• _Objective_
Leaving the pictures aside, transcribe every line below exactly.

• _Supplied records_
• • •

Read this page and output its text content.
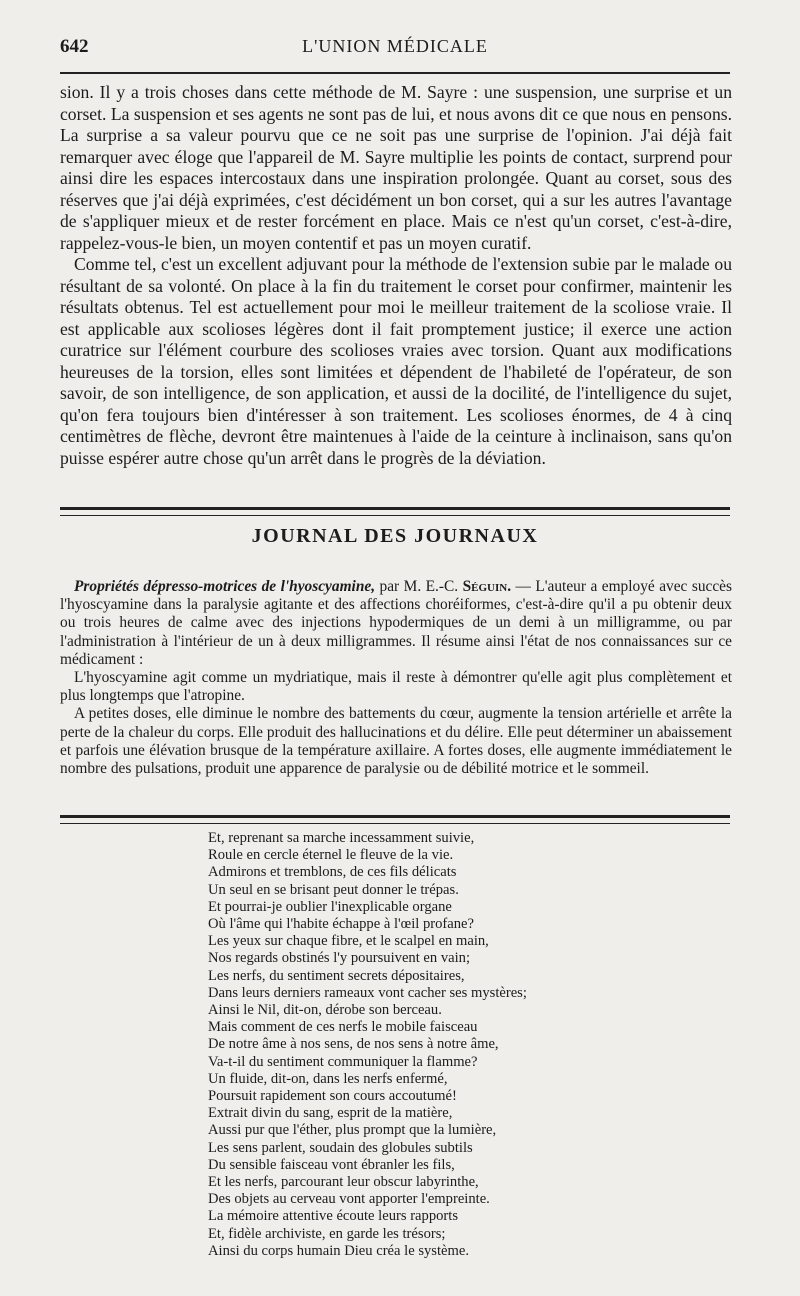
642	L'UNION MÉDICALE

sion. Il y a trois choses dans cette méthode de M. Sayre : une suspension, une surprise et un corset. La suspension et ses agents ne sont pas de lui, et nous avons dit ce que nous en pensons. La surprise a sa valeur pourvu que ce ne soit pas une surprise de l'opinion. J'ai déjà fait remarquer avec éloge que l'appareil de M. Sayre multiplie les points de contact, surprend pour ainsi dire les espaces intercostaux dans une inspiration prolongée. Quant au corset, sous des réserves que j'ai déjà exprimées, c'est décidément un bon corset, qui a sur les autres l'avantage de s'appliquer mieux et de rester forcément en place. Mais ce n'est qu'un corset, c'est-à-dire, rappelez-vous-le bien, un moyen contentif et pas un moyen curatif.

Comme tel, c'est un excellent adjuvant pour la méthode de l'extension subie par le malade ou résultant de sa volonté. On place à la fin du traitement le corset pour confirmer, maintenir les résultats obtenus. Tel est actuellement pour moi le meilleur traitement de la scoliose vraie. Il est applicable aux scolioses légères dont il fait promptement justice; il exerce une action curatrice sur l'élément courbure des scolioses vraies avec torsion. Quant aux modifications heureuses de la torsion, elles sont limitées et dépendent de l'habileté de l'opérateur, de son savoir, de son intelligence, de son application, et aussi de la docilité, de l'intelligence du sujet, qu'on fera toujours bien d'intéresser à son traitement. Les scolioses énormes, de 4 à cinq centimètres de flèche, devront être maintenues à l'aide de la ceinture à inclinaison, sans qu'on puisse espérer autre chose qu'un arrêt dans le progrès de la déviation.

JOURNAL DES JOURNAUX

Propriétés dépresso-motrices de l'hyoscyamine, par M. E.-C. Séguin. — L'auteur a employé avec succès l'hyoscyamine dans la paralysie agitante et des affections choréiformes, c'est-à-dire qu'il a pu obtenir deux ou trois heures de calme avec des injections hypodermiques de un demi à un milligramme, ou par l'administration à l'intérieur de un à deux milligrammes. Il résume ainsi l'état de nos connaissances sur ce médicament :

L'hyoscyamine agit comme un mydriatique, mais il reste à démontrer qu'elle agit plus complètement et plus longtemps que l'atropine.

A petites doses, elle diminue le nombre des battements du cœur, augmente la tension artérielle et arrête la perte de la chaleur du corps. Elle produit des hallucinations et du délire. Elle peut déterminer un abaissement et parfois une élévation brusque de la température axillaire. A fortes doses, elle augmente immédiatement le nombre des pulsations, produit une apparence de paralysie ou de débilité motrice et le sommeil.

Et, reprenant sa marche incessamment suivie,
Roule en cercle éternel le fleuve de la vie.
Admirons et tremblons, de ces fils délicats
Un seul en se brisant peut donner le trépas.
Et pourrai-je oublier l'inexplicable organe
Où l'âme qui l'habite échappe à l'œil profane?
Les yeux sur chaque fibre, et le scalpel en main,
Nos regards obstinés l'y poursuivent en vain;
Les nerfs, du sentiment secrets dépositaires,
Dans leurs derniers rameaux vont cacher ses mystères;
Ainsi le Nil, dit-on, dérobe son berceau.
Mais comment de ces nerfs le mobile faisceau
De notre âme à nos sens, de nos sens à notre âme,
Va-t-il du sentiment communiquer la flamme?
Un fluide, dit-on, dans les nerfs enfermé,
Poursuit rapidement son cours accoutumé!
Extrait divin du sang, esprit de la matière,
Aussi pur que l'éther, plus prompt que la lumière,
Les sens parlent, soudain des globules subtils
Du sensible faisceau vont ébranler les fils,
Et les nerfs, parcourant leur obscur labyrinthe,
Des objets au cerveau vont apporter l'empreinte.
La mémoire attentive écoute leurs rapports
Et, fidèle archiviste, en garde les trésors;
Ainsi du corps humain Dieu créa le système.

• • •

• _Written answer_
Read this page and output its text content.
642	L'UNION MÉDICALE

sion. Il y a trois choses dans cette méthode de M. Sayre : une suspension, une surprise et un corset. La suspension et ses agents ne sont pas de lui, et nous avons dit ce que nous en pensons. La surprise a sa valeur pourvu que ce ne soit pas une surprise de l'opinion. J'ai déjà fait remarquer avec éloge que l'appareil de M. Sayre multiplie les points de contact, surprend pour ainsi dire les espaces intercostaux dans une inspiration prolongée. Quant au corset, sous des réserves que j'ai déjà exprimées, c'est décidément un bon corset, qui a sur les autres l'avantage de s'appliquer mieux et de rester forcément en place. Mais ce n'est qu'un corset, c'est-à-dire, rappelez-vous-le bien, un moyen contentif et pas un moyen curatif.

Comme tel, c'est un excellent adjuvant pour la méthode de l'extension subie par le malade ou résultant de sa volonté. On place à la fin du traitement le corset pour confirmer, maintenir les résultats obtenus. Tel est actuellement pour moi le meilleur traitement de la scoliose vraie. Il est applicable aux scolioses légères dont il fait promptement justice; il exerce une action curatrice sur l'élément courbure des scolioses vraies avec torsion. Quant aux modifications heureuses de la torsion, elles sont limitées et dépendent de l'habileté de l'opérateur, de son savoir, de son intelligence, de son application, et aussi de la docilité, de l'intelligence du sujet, qu'on fera toujours bien d'intéresser à son traitement. Les scolioses énormes, de 4 à cinq centimètres de flèche, devront être maintenues à l'aide de la ceinture à inclinaison, sans qu'on puisse espérer autre chose qu'un arrêt dans le progrès de la déviation.

JOURNAL DES JOURNAUX

Propriétés dépresso-motrices de l'hyoscyamine, par M. E.-C. Séguin. — L'auteur a employé avec succès l'hyoscyamine dans la paralysie agitante et des affections choréiformes, c'est-à-dire qu'il a pu obtenir deux ou trois heures de calme avec des injections hypodermiques de un demi à un milligramme, ou par l'administration à l'intérieur de un à deux milligrammes. Il résume ainsi l'état de nos connaissances sur ce médicament :

L'hyoscyamine agit comme un mydriatique, mais il reste à démontrer qu'elle agit plus complètement et plus longtemps que l'atropine.

A petites doses, elle diminue le nombre des battements du cœur, augmente la tension artérielle et arrête la perte de la chaleur du corps. Elle produit des hallucinations et du délire. Elle peut déterminer un abaissement et parfois une élévation brusque de la température axillaire. A fortes doses, elle augmente immédiatement le nombre des pulsations, produit une apparence de paralysie ou de débilité motrice et le sommeil.

Et, reprenant sa marche incessamment suivie,
Roule en cercle éternel le fleuve de la vie.
Admirons et tremblons, de ces fils délicats
Un seul en se brisant peut donner le trépas.
Et pourrai-je oublier l'inexplicable organe
Où l'âme qui l'habite échappe à l'œil profane?
Les yeux sur chaque fibre, et le scalpel en main,
Nos regards obstinés l'y poursuivent en vain;
Les nerfs, du sentiment secrets dépositaires,
Dans leurs derniers rameaux vont cacher ses mystères;
Ainsi le Nil, dit-on, dérobe son berceau.
Mais comment de ces nerfs le mobile faisceau
De notre âme à nos sens, de nos sens à notre âme,
Va-t-il du sentiment communiquer la flamme?
Un fluide, dit-on, dans les nerfs enfermé,
Poursuit rapidement son cours accoutumé!
Extrait divin du sang, esprit de la matière,
Aussi pur que l'éther, plus prompt que la lumière,
Les sens parlent, soudain des globules subtils
Du sensible faisceau vont ébranler les fils,
Et les nerfs, parcourant leur obscur labyrinthe,
Des objets au cerveau vont apporter l'empreinte.
La mémoire attentive écoute leurs rapports
Et, fidèle archiviste, en garde les trésors;
Ainsi du corps humain Dieu créa le système.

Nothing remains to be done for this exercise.